Look through the data below and say how many of its lines contain "directly", adding nothing else.

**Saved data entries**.
******************************

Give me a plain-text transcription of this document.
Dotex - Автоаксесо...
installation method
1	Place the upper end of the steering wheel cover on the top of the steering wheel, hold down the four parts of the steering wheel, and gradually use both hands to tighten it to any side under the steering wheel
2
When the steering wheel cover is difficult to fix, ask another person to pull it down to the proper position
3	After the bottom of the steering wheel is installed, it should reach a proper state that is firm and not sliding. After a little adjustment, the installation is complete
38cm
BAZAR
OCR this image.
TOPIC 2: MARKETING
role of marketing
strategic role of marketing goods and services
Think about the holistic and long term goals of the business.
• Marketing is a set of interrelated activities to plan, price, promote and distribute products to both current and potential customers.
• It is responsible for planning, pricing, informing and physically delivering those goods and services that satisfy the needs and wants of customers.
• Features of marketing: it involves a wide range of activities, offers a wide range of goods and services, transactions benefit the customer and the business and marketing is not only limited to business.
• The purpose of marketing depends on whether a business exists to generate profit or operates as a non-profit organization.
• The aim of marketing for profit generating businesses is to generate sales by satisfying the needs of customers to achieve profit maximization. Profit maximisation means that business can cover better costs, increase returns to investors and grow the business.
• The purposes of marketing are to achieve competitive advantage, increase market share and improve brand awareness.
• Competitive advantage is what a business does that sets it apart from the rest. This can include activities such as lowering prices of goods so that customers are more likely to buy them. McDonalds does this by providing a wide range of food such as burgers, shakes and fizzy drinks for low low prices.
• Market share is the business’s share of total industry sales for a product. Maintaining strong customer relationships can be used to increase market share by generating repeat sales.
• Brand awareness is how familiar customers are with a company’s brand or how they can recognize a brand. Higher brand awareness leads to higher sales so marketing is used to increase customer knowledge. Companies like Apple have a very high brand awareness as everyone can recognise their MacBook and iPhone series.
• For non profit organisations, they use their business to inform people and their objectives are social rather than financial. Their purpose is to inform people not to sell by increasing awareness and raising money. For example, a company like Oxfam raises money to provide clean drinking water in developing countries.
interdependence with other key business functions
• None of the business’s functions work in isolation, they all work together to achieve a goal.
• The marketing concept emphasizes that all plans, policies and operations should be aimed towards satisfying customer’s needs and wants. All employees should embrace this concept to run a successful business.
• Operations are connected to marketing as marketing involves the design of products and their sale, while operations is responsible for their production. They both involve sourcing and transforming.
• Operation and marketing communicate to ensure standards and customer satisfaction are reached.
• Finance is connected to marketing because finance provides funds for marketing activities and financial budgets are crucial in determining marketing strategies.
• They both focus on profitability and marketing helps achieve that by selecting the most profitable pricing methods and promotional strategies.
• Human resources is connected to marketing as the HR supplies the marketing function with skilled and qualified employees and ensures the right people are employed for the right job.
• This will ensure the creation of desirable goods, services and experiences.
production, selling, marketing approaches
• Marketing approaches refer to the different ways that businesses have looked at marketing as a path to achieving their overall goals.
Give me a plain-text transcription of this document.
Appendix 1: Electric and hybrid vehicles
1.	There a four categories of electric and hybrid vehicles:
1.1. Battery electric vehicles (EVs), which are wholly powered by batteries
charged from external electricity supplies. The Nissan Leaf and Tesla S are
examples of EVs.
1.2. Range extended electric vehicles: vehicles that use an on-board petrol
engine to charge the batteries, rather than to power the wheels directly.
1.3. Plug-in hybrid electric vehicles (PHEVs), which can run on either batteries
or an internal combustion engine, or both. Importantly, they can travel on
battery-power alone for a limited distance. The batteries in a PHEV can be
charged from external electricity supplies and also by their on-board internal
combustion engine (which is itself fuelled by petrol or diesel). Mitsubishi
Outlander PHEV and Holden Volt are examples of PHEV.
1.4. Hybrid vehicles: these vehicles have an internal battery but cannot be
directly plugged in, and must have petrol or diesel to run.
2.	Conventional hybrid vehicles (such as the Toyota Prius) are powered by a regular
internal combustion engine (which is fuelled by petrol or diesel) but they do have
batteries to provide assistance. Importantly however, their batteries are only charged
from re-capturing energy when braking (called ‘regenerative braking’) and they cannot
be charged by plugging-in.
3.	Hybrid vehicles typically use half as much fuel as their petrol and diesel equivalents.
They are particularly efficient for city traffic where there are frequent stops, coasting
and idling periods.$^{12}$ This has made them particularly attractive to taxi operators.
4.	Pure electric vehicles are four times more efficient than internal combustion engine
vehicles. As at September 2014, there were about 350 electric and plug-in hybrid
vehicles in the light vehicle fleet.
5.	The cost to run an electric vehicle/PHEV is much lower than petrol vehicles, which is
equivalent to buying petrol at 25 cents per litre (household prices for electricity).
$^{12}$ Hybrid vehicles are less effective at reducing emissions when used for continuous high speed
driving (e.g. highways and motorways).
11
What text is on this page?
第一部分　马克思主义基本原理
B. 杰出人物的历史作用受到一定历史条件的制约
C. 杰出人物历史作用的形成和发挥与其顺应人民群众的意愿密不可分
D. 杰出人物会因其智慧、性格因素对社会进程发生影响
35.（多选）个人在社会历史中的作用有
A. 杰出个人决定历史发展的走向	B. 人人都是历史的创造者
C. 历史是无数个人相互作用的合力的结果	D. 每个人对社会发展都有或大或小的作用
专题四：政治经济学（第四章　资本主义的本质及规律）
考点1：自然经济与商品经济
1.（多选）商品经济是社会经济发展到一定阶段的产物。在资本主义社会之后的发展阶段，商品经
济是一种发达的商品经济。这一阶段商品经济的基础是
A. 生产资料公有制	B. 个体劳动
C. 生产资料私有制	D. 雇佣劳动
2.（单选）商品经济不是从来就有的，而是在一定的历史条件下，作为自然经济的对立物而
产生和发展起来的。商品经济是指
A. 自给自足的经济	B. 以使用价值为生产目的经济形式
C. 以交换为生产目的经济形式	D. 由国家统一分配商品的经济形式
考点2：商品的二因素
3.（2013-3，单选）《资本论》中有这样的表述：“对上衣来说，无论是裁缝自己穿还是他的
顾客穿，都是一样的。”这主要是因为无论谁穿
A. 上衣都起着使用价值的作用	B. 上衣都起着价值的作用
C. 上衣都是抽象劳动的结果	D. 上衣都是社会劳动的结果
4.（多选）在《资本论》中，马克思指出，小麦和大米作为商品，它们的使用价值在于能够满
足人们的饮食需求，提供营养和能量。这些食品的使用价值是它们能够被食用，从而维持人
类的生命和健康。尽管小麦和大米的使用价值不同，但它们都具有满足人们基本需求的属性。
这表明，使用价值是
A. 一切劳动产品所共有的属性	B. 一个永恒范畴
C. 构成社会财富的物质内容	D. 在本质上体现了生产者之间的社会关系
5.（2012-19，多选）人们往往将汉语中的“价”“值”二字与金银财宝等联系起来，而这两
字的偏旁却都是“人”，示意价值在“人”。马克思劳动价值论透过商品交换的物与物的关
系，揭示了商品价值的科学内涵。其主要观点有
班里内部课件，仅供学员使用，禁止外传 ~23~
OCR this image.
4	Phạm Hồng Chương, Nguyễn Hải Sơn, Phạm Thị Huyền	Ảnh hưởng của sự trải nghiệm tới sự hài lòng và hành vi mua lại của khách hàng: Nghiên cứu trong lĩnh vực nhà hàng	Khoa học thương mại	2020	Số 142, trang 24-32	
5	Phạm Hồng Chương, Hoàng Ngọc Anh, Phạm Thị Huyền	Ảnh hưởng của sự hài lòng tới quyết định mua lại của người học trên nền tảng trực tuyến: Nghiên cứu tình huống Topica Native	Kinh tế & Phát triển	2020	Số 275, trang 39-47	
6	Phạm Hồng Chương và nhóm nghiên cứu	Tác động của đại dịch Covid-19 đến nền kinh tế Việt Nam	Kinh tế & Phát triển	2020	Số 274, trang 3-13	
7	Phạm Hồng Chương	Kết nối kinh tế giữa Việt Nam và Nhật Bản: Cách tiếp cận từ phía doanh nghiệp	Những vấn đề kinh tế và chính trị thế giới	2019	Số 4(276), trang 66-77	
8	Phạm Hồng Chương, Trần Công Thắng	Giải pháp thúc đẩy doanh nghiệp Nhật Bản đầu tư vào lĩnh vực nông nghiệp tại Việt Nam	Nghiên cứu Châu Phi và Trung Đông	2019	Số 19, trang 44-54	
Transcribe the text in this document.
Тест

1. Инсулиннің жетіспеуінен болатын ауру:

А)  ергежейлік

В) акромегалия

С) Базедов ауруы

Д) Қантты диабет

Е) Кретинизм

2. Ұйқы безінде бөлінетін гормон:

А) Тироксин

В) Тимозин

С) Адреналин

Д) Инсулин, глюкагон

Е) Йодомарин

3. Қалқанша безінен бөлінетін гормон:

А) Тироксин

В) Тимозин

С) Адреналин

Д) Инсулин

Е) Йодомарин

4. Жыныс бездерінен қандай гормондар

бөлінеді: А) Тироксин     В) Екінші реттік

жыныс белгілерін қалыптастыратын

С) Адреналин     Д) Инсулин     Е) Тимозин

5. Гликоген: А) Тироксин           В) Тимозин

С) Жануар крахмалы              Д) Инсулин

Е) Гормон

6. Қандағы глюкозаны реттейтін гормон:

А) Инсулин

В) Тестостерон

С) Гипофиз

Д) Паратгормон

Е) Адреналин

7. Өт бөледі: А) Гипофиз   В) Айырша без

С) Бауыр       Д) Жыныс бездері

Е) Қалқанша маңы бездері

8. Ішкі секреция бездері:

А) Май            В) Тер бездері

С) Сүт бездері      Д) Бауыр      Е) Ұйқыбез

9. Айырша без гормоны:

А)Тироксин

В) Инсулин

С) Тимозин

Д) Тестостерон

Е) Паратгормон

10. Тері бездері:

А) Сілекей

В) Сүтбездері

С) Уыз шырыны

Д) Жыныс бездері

******************************

**Written response**. 2